Extracted data entries:
[start]

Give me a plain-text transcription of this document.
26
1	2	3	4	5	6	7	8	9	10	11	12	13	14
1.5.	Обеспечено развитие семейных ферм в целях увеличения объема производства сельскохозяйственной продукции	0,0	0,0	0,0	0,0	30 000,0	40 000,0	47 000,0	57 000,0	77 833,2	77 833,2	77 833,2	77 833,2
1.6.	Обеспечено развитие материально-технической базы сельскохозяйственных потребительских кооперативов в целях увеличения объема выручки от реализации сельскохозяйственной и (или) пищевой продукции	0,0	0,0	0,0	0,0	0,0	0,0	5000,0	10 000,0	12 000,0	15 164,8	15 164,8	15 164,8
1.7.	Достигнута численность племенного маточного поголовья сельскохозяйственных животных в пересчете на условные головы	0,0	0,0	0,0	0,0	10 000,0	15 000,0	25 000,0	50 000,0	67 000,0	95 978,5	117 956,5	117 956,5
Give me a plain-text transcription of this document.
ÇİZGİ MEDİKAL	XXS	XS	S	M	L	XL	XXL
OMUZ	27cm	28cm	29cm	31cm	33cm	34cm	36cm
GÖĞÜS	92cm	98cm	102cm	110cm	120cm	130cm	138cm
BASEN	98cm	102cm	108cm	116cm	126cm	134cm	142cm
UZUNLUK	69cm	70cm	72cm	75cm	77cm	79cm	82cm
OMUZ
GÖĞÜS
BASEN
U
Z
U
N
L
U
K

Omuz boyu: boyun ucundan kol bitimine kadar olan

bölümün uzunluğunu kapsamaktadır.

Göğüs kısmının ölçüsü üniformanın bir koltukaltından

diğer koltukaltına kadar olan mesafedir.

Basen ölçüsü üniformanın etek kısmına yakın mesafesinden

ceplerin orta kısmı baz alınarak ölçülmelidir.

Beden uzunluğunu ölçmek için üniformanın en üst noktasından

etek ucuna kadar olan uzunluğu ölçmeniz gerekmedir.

[end]

* [Job]: Every record should be repeated exactly; please leave none out.

* [Answer below]:
Give me a plain-text transcription of this document.
26
1	2	3	4	5	6	7	8	9	10	11	12	13	14
1.5.	Обеспечено развитие семейных ферм в целях увеличения объема производства сельскохозяйственной продукции	0,0	0,0	0,0	0,0	30 000,0	40 000,0	47 000,0	57 000,0	77 833,2	77 833,2	77 833,2	77 833,2
1.6.	Обеспечено развитие материально-технической базы сельскохозяйственных потребительских кооперативов в целях увеличения объема выручки от реализации сельскохозяйственной и (или) пищевой продукции	0,0	0,0	0,0	0,0	0,0	0,0	5000,0	10 000,0	12 000,0	15 164,8	15 164,8	15 164,8
1.7.	Достигнута численность племенного маточного поголовья сельскохозяйственных животных в пересчете на условные головы	0,0	0,0	0,0	0,0	10 000,0	15 000,0	25 000,0	50 000,0	67 000,0	95 978,5	117 956,5	117 956,5
Give me a plain-text transcription of this document.
ÇİZGİ MEDİKAL	XXS	XS	S	M	L	XL	XXL
OMUZ	27cm	28cm	29cm	31cm	33cm	34cm	36cm
GÖĞÜS	92cm	98cm	102cm	110cm	120cm	130cm	138cm
BASEN	98cm	102cm	108cm	116cm	126cm	134cm	142cm
UZUNLUK	69cm	70cm	72cm	75cm	77cm	79cm	82cm
OMUZ
GÖĞÜS
BASEN
U
Z
U
N
L
U
K

Omuz boyu: boyun ucundan kol bitimine kadar olan

bölümün uzunluğunu kapsamaktadır.

Göğüs kısmının ölçüsü üniformanın bir koltukaltından

diğer koltukaltına kadar olan mesafedir.

Basen ölçüsü üniformanın etek kısmına yakın mesafesinden

ceplerin orta kısmı baz alınarak ölçülmelidir.

Beden uzunluğunu ölçmek için üniformanın en üst noktasından

etek ucuna kadar olan uzunluğu ölçmeniz gerekmedir.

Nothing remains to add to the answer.